━━━ Material for this task ━━━

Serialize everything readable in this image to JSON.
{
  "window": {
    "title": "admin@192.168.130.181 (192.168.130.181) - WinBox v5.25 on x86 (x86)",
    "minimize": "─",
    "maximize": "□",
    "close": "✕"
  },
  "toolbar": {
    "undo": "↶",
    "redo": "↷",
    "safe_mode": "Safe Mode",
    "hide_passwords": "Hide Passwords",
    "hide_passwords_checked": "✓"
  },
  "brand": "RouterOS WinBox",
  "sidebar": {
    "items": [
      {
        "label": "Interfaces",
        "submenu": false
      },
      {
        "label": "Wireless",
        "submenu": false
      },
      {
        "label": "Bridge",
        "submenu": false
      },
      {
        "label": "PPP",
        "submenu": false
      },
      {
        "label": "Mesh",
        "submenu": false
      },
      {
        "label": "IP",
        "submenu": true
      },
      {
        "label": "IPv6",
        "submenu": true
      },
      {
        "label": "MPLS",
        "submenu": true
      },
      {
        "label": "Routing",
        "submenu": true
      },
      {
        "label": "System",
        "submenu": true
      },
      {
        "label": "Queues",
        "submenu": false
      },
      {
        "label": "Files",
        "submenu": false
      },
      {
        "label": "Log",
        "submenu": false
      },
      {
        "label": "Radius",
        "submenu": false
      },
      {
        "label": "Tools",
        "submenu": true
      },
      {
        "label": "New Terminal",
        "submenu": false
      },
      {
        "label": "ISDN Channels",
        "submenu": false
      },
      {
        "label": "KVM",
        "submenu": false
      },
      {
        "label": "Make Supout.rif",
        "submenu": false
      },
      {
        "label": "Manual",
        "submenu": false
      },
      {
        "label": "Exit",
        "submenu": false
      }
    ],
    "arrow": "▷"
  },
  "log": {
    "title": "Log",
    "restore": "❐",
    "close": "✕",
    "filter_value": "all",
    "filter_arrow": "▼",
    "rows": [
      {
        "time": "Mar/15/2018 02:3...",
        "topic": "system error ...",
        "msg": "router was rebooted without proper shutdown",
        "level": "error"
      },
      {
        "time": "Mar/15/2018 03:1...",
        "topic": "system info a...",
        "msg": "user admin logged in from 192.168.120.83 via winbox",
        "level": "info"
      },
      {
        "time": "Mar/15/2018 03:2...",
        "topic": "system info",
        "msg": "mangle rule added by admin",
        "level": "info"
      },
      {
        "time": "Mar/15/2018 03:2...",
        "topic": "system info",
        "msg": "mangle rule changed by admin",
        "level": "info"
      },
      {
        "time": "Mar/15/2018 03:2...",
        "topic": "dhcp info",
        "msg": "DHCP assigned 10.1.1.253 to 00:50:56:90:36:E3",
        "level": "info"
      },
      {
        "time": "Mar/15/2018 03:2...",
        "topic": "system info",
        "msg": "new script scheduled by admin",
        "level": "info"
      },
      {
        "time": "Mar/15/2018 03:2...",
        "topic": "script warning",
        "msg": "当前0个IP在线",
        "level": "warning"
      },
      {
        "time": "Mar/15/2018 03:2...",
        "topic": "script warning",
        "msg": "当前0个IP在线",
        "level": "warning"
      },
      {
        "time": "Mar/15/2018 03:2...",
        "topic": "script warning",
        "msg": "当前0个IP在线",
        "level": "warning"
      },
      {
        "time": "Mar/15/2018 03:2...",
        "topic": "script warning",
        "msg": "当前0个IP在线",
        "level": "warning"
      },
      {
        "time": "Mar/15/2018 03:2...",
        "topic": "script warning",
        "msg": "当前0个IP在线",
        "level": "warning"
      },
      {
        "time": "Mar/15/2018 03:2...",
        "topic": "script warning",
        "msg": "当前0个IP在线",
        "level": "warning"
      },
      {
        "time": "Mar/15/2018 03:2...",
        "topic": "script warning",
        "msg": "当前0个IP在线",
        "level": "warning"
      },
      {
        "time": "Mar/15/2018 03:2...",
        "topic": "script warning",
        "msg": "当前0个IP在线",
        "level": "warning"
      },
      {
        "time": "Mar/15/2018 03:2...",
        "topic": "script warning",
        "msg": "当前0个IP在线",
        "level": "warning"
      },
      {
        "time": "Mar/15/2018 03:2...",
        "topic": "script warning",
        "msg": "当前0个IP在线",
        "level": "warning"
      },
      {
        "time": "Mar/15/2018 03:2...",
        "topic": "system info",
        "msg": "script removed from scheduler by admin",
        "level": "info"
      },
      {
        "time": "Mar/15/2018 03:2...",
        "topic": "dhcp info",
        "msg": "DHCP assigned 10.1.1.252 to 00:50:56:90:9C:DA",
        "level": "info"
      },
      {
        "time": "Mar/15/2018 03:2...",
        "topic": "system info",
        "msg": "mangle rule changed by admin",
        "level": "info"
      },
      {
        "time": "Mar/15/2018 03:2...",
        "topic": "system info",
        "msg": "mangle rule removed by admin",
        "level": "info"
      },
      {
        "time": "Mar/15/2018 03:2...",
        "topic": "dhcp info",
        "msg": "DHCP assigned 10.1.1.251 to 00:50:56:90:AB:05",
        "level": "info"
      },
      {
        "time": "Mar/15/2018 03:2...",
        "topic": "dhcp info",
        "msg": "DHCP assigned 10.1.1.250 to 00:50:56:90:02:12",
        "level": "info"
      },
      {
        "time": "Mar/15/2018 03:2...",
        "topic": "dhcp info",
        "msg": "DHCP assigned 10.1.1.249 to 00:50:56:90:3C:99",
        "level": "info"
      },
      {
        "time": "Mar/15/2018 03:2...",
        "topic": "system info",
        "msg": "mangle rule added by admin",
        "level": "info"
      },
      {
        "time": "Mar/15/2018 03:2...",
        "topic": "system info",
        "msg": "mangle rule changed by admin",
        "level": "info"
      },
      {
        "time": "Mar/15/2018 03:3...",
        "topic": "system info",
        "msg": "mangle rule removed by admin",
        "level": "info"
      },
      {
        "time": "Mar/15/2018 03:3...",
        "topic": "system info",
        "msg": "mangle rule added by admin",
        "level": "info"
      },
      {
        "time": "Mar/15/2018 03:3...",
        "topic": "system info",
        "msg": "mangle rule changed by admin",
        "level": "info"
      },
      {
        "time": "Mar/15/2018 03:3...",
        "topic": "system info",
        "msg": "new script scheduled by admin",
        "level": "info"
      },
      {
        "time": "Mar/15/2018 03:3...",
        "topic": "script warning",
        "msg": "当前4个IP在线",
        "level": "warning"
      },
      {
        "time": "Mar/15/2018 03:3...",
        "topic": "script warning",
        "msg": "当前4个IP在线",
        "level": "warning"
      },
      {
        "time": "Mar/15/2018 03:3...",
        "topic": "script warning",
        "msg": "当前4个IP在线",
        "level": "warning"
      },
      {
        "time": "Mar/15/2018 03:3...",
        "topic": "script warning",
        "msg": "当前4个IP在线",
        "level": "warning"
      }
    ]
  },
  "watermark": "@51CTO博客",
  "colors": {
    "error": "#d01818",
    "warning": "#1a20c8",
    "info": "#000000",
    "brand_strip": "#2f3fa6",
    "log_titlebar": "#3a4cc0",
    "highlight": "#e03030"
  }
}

━━━

• **Problem to work on**: Output the entries exactly.

• **Solution for this task**:
Serialize everything readable in this image to JSON.
{
  "window": {
    "title": "admin@192.168.130.181 (192.168.130.181) - WinBox v5.25 on x86 (x86)",
    "minimize": "─",
    "maximize": "□",
    "close": "✕"
  },
  "toolbar": {
    "undo": "↶",
    "redo": "↷",
    "safe_mode": "Safe Mode",
    "hide_passwords": "Hide Passwords",
    "hide_passwords_checked": "✓"
  },
  "brand": "RouterOS WinBox",
  "sidebar": {
    "items": [
      {
        "label": "Interfaces",
        "submenu": false
      },
      {
        "label": "Wireless",
        "submenu": false
      },
      {
        "label": "Bridge",
        "submenu": false
      },
      {
        "label": "PPP",
        "submenu": false
      },
      {
        "label": "Mesh",
        "submenu": false
      },
      {
        "label": "IP",
        "submenu": true
      },
      {
        "label": "IPv6",
        "submenu": true
      },
      {
        "label": "MPLS",
        "submenu": true
      },
      {
        "label": "Routing",
        "submenu": true
      },
      {
        "label": "System",
        "submenu": true
      },
      {
        "label": "Queues",
        "submenu": false
      },
      {
        "label": "Files",
        "submenu": false
      },
      {
        "label": "Log",
        "submenu": false
      },
      {
        "label": "Radius",
        "submenu": false
      },
      {
        "label": "Tools",
        "submenu": true
      },
      {
        "label": "New Terminal",
        "submenu": false
      },
      {
        "label": "ISDN Channels",
        "submenu": false
      },
      {
        "label": "KVM",
        "submenu": false
      },
      {
        "label": "Make Supout.rif",
        "submenu": false
      },
      {
        "label": "Manual",
        "submenu": false
      },
      {
        "label": "Exit",
        "submenu": false
      }
    ],
    "arrow": "▷"
  },
  "log": {
    "title": "Log",
    "restore": "❐",
    "close": "✕",
    "filter_value": "all",
    "filter_arrow": "▼",
    "rows": [
      {
        "time": "Mar/15/2018 02:3...",
        "topic": "system error ...",
        "msg": "router was rebooted without proper shutdown",
        "level": "error"
      },
      {
        "time": "Mar/15/2018 03:1...",
        "topic": "system info a...",
        "msg": "user admin logged in from 192.168.120.83 via winbox",
        "level": "info"
      },
      {
        "time": "Mar/15/2018 03:2...",
        "topic": "system info",
        "msg": "mangle rule added by admin",
        "level": "info"
      },
      {
        "time": "Mar/15/2018 03:2...",
        "topic": "system info",
        "msg": "mangle rule changed by admin",
        "level": "info"
      },
      {
        "time": "Mar/15/2018 03:2...",
        "topic": "dhcp info",
        "msg": "DHCP assigned 10.1.1.253 to 00:50:56:90:36:E3",
        "level": "info"
      },
      {
        "time": "Mar/15/2018 03:2...",
        "topic": "system info",
        "msg": "new script scheduled by admin",
        "level": "info"
      },
      {
        "time": "Mar/15/2018 03:2...",
        "topic": "script warning",
        "msg": "当前0个IP在线",
        "level": "warning"
      },
      {
        "time": "Mar/15/2018 03:2...",
        "topic": "script warning",
        "msg": "当前0个IP在线",
        "level": "warning"
      },
      {
        "time": "Mar/15/2018 03:2...",
        "topic": "script warning",
        "msg": "当前0个IP在线",
        "level": "warning"
      },
      {
        "time": "Mar/15/2018 03:2...",
        "topic": "script warning",
        "msg": "当前0个IP在线",
        "level": "warning"
      },
      {
        "time": "Mar/15/2018 03:2...",
        "topic": "script warning",
        "msg": "当前0个IP在线",
        "level": "warning"
      },
      {
        "time": "Mar/15/2018 03:2...",
        "topic": "script warning",
        "msg": "当前0个IP在线",
        "level": "warning"
      },
      {
        "time": "Mar/15/2018 03:2...",
        "topic": "script warning",
        "msg": "当前0个IP在线",
        "level": "warning"
      },
      {
        "time": "Mar/15/2018 03:2...",
        "topic": "script warning",
        "msg": "当前0个IP在线",
        "level": "warning"
      },
      {
        "time": "Mar/15/2018 03:2...",
        "topic": "script warning",
        "msg": "当前0个IP在线",
        "level": "warning"
      },
      {
        "time": "Mar/15/2018 03:2...",
        "topic": "script warning",
        "msg": "当前0个IP在线",
        "level": "warning"
      },
      {
        "time": "Mar/15/2018 03:2...",
        "topic": "system info",
        "msg": "script removed from scheduler by admin",
        "level": "info"
      },
      {
        "time": "Mar/15/2018 03:2...",
        "topic": "dhcp info",
        "msg": "DHCP assigned 10.1.1.252 to 00:50:56:90:9C:DA",
        "level": "info"
      },
      {
        "time": "Mar/15/2018 03:2...",
        "topic": "system info",
        "msg": "mangle rule changed by admin",
        "level": "info"
      },
      {
        "time": "Mar/15/2018 03:2...",
        "topic": "system info",
        "msg": "mangle rule removed by admin",
        "level": "info"
      },
      {
        "time": "Mar/15/2018 03:2...",
        "topic": "dhcp info",
        "msg": "DHCP assigned 10.1.1.251 to 00:50:56:90:AB:05",
        "level": "info"
      },
      {
        "time": "Mar/15/2018 03:2...",
        "topic": "dhcp info",
        "msg": "DHCP assigned 10.1.1.250 to 00:50:56:90:02:12",
        "level": "info"
      },
      {
        "time": "Mar/15/2018 03:2...",
        "topic": "dhcp info",
        "msg": "DHCP assigned 10.1.1.249 to 00:50:56:90:3C:99",
        "level": "info"
      },
      {
        "time": "Mar/15/2018 03:2...",
        "topic": "system info",
        "msg": "mangle rule added by admin",
        "level": "info"
      },
      {
        "time": "Mar/15/2018 03:2...",
        "topic": "system info",
        "msg": "mangle rule changed by admin",
        "level": "info"
      },
      {
        "time": "Mar/15/2018 03:3...",
        "topic": "system info",
        "msg": "mangle rule removed by admin",
        "level": "info"
      },
      {
        "time": "Mar/15/2018 03:3...",
        "topic": "system info",
        "msg": "mangle rule added by admin",
        "level": "info"
      },
      {
        "time": "Mar/15/2018 03:3...",
        "topic": "system info",
        "msg": "mangle rule changed by admin",
        "level": "info"
      },
      {
        "time": "Mar/15/2018 03:3...",
        "topic": "system info",
        "msg": "new script scheduled by admin",
        "level": "info"
      },
      {
        "time": "Mar/15/2018 03:3...",
        "topic": "script warning",
        "msg": "当前4个IP在线",
        "level": "warning"
      },
      {
        "time": "Mar/15/2018 03:3...",
        "topic": "script warning",
        "msg": "当前4个IP在线",
        "level": "warning"
      },
      {
        "time": "Mar/15/2018 03:3...",
        "topic": "script warning",
        "msg": "当前4个IP在线",
        "level": "warning"
      },
      {
        "time": "Mar/15/2018 03:3...",
        "topic": "script warning",
        "msg": "当前4个IP在线",
        "level": "warning"
      }
    ]
  },
  "watermark": "@51CTO博客",
  "colors": {
    "error": "#d01818",
    "warning": "#1a20c8",
    "info": "#000000",
    "brand_strip": "#2f3fa6",
    "log_titlebar": "#3a4cc0",
    "highlight": "#e03030"
  }
}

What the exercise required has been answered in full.